What is expected
Your task is to quote the material that follows, in full and exactly.

Stored data
┄┄┄┄┄┄┄┄┄┄
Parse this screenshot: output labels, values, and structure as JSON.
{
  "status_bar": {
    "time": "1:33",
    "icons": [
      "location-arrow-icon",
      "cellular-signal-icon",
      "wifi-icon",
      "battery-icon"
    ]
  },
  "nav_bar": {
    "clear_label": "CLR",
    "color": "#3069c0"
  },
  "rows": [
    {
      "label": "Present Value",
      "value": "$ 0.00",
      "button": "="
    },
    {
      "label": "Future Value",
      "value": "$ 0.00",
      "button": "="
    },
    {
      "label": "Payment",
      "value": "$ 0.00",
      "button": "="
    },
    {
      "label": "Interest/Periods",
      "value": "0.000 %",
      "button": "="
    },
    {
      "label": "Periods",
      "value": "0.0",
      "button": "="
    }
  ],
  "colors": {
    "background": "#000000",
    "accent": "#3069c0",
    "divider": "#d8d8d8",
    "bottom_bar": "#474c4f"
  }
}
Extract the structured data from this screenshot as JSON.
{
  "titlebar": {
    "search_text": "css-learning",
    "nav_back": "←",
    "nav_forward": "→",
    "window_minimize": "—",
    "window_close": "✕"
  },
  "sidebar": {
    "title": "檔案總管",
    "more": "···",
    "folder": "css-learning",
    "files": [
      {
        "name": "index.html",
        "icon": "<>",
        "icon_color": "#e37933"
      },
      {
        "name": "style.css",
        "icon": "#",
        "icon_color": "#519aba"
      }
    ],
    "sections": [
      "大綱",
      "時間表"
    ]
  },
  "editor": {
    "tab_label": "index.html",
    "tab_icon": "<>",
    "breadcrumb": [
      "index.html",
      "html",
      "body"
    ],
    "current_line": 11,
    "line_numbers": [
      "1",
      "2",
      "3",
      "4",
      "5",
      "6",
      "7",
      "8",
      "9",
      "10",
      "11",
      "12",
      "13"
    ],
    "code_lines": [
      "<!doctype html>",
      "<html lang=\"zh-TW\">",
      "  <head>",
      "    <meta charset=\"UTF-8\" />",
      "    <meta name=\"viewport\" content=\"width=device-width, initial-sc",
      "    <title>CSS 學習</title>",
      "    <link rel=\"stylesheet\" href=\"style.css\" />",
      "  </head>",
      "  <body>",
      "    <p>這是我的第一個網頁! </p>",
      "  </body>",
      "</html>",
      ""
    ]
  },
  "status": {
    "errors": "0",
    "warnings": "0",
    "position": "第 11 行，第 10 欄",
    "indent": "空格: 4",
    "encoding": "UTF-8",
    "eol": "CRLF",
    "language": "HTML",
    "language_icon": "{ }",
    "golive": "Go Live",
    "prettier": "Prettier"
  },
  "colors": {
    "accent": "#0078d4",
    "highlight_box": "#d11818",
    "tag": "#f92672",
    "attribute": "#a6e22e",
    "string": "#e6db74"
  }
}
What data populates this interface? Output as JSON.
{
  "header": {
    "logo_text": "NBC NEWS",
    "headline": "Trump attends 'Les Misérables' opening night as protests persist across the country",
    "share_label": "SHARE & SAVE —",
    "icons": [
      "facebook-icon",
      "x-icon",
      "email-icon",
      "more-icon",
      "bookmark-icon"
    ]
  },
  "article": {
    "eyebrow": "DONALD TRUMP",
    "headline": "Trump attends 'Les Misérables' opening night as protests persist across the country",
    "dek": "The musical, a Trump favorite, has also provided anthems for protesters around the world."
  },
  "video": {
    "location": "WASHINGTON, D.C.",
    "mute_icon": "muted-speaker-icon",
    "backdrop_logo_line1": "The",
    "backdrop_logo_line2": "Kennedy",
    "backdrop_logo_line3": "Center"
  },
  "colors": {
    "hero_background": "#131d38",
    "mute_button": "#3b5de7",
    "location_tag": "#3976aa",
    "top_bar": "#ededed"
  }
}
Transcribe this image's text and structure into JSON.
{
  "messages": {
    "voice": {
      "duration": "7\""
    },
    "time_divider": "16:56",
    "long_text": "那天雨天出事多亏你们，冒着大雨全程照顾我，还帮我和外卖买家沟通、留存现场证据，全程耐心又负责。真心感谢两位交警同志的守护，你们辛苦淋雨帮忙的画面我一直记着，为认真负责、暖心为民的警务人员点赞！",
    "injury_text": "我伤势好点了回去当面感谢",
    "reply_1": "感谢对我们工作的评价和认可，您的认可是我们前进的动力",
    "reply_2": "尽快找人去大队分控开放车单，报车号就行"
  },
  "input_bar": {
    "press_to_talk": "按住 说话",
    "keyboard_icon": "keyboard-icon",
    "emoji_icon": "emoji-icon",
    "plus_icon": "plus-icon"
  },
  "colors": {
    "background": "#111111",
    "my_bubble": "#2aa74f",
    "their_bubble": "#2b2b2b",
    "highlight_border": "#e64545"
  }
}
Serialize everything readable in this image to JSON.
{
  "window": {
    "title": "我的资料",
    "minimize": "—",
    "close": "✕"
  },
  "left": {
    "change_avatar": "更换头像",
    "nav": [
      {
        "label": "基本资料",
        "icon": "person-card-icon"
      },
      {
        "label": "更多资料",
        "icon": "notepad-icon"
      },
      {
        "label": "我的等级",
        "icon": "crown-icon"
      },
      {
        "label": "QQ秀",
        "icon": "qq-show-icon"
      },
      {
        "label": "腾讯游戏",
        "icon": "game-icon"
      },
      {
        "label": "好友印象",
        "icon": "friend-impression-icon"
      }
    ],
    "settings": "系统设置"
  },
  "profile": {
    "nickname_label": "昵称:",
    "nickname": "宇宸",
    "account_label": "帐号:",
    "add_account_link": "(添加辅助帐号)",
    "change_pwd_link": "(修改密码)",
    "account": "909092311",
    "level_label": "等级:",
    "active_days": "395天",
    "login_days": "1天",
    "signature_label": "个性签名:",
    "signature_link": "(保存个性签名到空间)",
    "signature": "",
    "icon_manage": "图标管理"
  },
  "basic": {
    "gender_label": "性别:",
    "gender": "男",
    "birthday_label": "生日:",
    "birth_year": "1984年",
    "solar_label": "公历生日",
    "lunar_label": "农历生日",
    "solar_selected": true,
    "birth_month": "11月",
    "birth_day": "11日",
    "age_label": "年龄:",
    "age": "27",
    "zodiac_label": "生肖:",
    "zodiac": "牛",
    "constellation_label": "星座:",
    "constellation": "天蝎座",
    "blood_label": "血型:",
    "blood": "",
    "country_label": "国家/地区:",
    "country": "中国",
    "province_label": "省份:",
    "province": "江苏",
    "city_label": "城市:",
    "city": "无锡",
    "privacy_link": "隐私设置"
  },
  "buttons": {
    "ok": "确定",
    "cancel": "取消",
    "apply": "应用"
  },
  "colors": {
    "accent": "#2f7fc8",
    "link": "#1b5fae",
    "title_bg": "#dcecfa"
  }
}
┄┄┄┄┄┄┄┄┄┄
The answer
Parse this screenshot: output labels, values, and structure as JSON.
{
  "status_bar": {
    "time": "1:33",
    "icons": [
      "location-arrow-icon",
      "cellular-signal-icon",
      "wifi-icon",
      "battery-icon"
    ]
  },
  "nav_bar": {
    "clear_label": "CLR",
    "color": "#3069c0"
  },
  "rows": [
    {
      "label": "Present Value",
      "value": "$ 0.00",
      "button": "="
    },
    {
      "label": "Future Value",
      "value": "$ 0.00",
      "button": "="
    },
    {
      "label": "Payment",
      "value": "$ 0.00",
      "button": "="
    },
    {
      "label": "Interest/Periods",
      "value": "0.000 %",
      "button": "="
    },
    {
      "label": "Periods",
      "value": "0.0",
      "button": "="
    }
  ],
  "colors": {
    "background": "#000000",
    "accent": "#3069c0",
    "divider": "#d8d8d8",
    "bottom_bar": "#474c4f"
  }
}
Extract the structured data from this screenshot as JSON.
{
  "titlebar": {
    "search_text": "css-learning",
    "nav_back": "←",
    "nav_forward": "→",
    "window_minimize": "—",
    "window_close": "✕"
  },
  "sidebar": {
    "title": "檔案總管",
    "more": "···",
    "folder": "css-learning",
    "files": [
      {
        "name": "index.html",
        "icon": "<>",
        "icon_color": "#e37933"
      },
      {
        "name": "style.css",
        "icon": "#",
        "icon_color": "#519aba"
      }
    ],
    "sections": [
      "大綱",
      "時間表"
    ]
  },
  "editor": {
    "tab_label": "index.html",
    "tab_icon": "<>",
    "breadcrumb": [
      "index.html",
      "html",
      "body"
    ],
    "current_line": 11,
    "line_numbers": [
      "1",
      "2",
      "3",
      "4",
      "5",
      "6",
      "7",
      "8",
      "9",
      "10",
      "11",
      "12",
      "13"
    ],
    "code_lines": [
      "<!doctype html>",
      "<html lang=\"zh-TW\">",
      "  <head>",
      "    <meta charset=\"UTF-8\" />",
      "    <meta name=\"viewport\" content=\"width=device-width, initial-sc",
      "    <title>CSS 學習</title>",
      "    <link rel=\"stylesheet\" href=\"style.css\" />",
      "  </head>",
      "  <body>",
      "    <p>這是我的第一個網頁! </p>",
      "  </body>",
      "</html>",
      ""
    ]
  },
  "status": {
    "errors": "0",
    "warnings": "0",
    "position": "第 11 行，第 10 欄",
    "indent": "空格: 4",
    "encoding": "UTF-8",
    "eol": "CRLF",
    "language": "HTML",
    "language_icon": "{ }",
    "golive": "Go Live",
    "prettier": "Prettier"
  },
  "colors": {
    "accent": "#0078d4",
    "highlight_box": "#d11818",
    "tag": "#f92672",
    "attribute": "#a6e22e",
    "string": "#e6db74"
  }
}
What data populates this interface? Output as JSON.
{
  "header": {
    "logo_text": "NBC NEWS",
    "headline": "Trump attends 'Les Misérables' opening night as protests persist across the country",
    "share_label": "SHARE & SAVE —",
    "icons": [
      "facebook-icon",
      "x-icon",
      "email-icon",
      "more-icon",
      "bookmark-icon"
    ]
  },
  "article": {
    "eyebrow": "DONALD TRUMP",
    "headline": "Trump attends 'Les Misérables' opening night as protests persist across the country",
    "dek": "The musical, a Trump favorite, has also provided anthems for protesters around the world."
  },
  "video": {
    "location": "WASHINGTON, D.C.",
    "mute_icon": "muted-speaker-icon",
    "backdrop_logo_line1": "The",
    "backdrop_logo_line2": "Kennedy",
    "backdrop_logo_line3": "Center"
  },
  "colors": {
    "hero_background": "#131d38",
    "mute_button": "#3b5de7",
    "location_tag": "#3976aa",
    "top_bar": "#ededed"
  }
}
Transcribe this image's text and structure into JSON.
{
  "messages": {
    "voice": {
      "duration": "7\""
    },
    "time_divider": "16:56",
    "long_text": "那天雨天出事多亏你们，冒着大雨全程照顾我，还帮我和外卖买家沟通、留存现场证据，全程耐心又负责。真心感谢两位交警同志的守护，你们辛苦淋雨帮忙的画面我一直记着，为认真负责、暖心为民的警务人员点赞！",
    "injury_text": "我伤势好点了回去当面感谢",
    "reply_1": "感谢对我们工作的评价和认可，您的认可是我们前进的动力",
    "reply_2": "尽快找人去大队分控开放车单，报车号就行"
  },
  "input_bar": {
    "press_to_talk": "按住 说话",
    "keyboard_icon": "keyboard-icon",
    "emoji_icon": "emoji-icon",
    "plus_icon": "plus-icon"
  },
  "colors": {
    "background": "#111111",
    "my_bubble": "#2aa74f",
    "their_bubble": "#2b2b2b",
    "highlight_border": "#e64545"
  }
}
Serialize everything readable in this image to JSON.
{
  "window": {
    "title": "我的资料",
    "minimize": "—",
    "close": "✕"
  },
  "left": {
    "change_avatar": "更换头像",
    "nav": [
      {
        "label": "基本资料",
        "icon": "person-card-icon"
      },
      {
        "label": "更多资料",
        "icon": "notepad-icon"
      },
      {
        "label": "我的等级",
        "icon": "crown-icon"
      },
      {
        "label": "QQ秀",
        "icon": "qq-show-icon"
      },
      {
        "label": "腾讯游戏",
        "icon": "game-icon"
      },
      {
        "label": "好友印象",
        "icon": "friend-impression-icon"
      }
    ],
    "settings": "系统设置"
  },
  "profile": {
    "nickname_label": "昵称:",
    "nickname": "宇宸",
    "account_label": "帐号:",
    "add_account_link": "(添加辅助帐号)",
    "change_pwd_link": "(修改密码)",
    "account": "909092311",
    "level_label": "等级:",
    "active_days": "395天",
    "login_days": "1天",
    "signature_label": "个性签名:",
    "signature_link": "(保存个性签名到空间)",
    "signature": "",
    "icon_manage": "图标管理"
  },
  "basic": {
    "gender_label": "性别:",
    "gender": "男",
    "birthday_label": "生日:",
    "birth_year": "1984年",
    "solar_label": "公历生日",
    "lunar_label": "农历生日",
    "solar_selected": true,
    "birth_month": "11月",
    "birth_day": "11日",
    "age_label": "年龄:",
    "age": "27",
    "zodiac_label": "生肖:",
    "zodiac": "牛",
    "constellation_label": "星座:",
    "constellation": "天蝎座",
    "blood_label": "血型:",
    "blood": "",
    "country_label": "国家/地区:",
    "country": "中国",
    "province_label": "省份:",
    "province": "江苏",
    "city_label": "城市:",
    "city": "无锡",
    "privacy_link": "隐私设置"
  },
  "buttons": {
    "ok": "确定",
    "cancel": "取消",
    "apply": "应用"
  },
  "colors": {
    "accent": "#2f7fc8",
    "link": "#1b5fae",
    "title_bg": "#dcecfa"
  }
}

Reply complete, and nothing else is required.